Where a line holds the string "Alisa", return that line.

[Dataset rows]

****

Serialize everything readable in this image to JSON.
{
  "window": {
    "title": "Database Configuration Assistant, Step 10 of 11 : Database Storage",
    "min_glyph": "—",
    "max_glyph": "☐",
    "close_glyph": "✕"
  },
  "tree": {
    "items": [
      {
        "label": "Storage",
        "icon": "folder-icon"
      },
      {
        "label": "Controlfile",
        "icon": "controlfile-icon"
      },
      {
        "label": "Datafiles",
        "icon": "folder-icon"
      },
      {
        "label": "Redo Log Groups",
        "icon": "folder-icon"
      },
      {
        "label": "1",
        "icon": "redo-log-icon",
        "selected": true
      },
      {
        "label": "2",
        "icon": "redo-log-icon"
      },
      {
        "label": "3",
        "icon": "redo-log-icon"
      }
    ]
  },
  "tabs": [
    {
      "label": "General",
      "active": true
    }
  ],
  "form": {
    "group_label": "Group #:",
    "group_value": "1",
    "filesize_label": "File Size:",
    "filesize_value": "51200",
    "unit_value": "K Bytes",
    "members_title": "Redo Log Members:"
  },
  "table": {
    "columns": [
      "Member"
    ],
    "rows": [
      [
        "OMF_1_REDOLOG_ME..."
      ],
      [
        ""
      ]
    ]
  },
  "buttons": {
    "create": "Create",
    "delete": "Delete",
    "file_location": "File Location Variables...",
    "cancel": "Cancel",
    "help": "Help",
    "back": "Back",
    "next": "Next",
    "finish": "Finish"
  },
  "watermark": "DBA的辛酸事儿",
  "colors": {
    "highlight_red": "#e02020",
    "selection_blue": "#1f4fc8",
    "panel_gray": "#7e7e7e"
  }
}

****

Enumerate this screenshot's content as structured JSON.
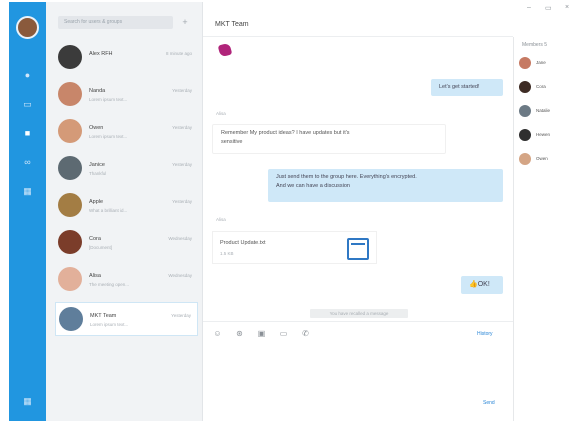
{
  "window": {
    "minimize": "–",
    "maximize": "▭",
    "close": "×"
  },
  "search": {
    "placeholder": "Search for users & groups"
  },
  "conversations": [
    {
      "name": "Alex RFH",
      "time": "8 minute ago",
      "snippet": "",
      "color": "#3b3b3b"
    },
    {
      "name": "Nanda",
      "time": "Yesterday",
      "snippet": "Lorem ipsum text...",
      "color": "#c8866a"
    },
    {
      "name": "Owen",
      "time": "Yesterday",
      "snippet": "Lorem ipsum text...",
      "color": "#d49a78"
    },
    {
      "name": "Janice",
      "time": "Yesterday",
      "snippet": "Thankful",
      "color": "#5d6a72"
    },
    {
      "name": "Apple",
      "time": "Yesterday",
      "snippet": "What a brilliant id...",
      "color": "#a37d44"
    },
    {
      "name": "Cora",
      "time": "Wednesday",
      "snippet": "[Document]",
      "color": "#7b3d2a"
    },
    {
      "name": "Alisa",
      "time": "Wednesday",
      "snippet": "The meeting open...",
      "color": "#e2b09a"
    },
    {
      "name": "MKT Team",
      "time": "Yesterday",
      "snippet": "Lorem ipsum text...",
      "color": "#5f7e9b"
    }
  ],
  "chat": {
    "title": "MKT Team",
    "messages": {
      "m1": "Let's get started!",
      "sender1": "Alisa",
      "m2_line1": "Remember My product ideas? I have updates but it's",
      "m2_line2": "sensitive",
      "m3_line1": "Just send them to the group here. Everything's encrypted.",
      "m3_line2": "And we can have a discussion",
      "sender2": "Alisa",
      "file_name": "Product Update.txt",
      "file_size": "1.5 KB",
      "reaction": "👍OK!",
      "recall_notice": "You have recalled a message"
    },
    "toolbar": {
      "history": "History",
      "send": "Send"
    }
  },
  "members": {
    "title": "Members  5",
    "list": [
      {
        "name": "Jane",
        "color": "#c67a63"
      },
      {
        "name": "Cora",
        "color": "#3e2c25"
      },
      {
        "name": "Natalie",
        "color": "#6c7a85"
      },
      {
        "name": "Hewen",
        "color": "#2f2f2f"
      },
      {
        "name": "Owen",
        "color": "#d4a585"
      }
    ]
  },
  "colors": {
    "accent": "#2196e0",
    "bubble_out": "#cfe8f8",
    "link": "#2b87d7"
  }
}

****

Solution to this exercise -
      "name": "Alisa",
      "sender1": "Alisa",
      "sender2": "Alisa",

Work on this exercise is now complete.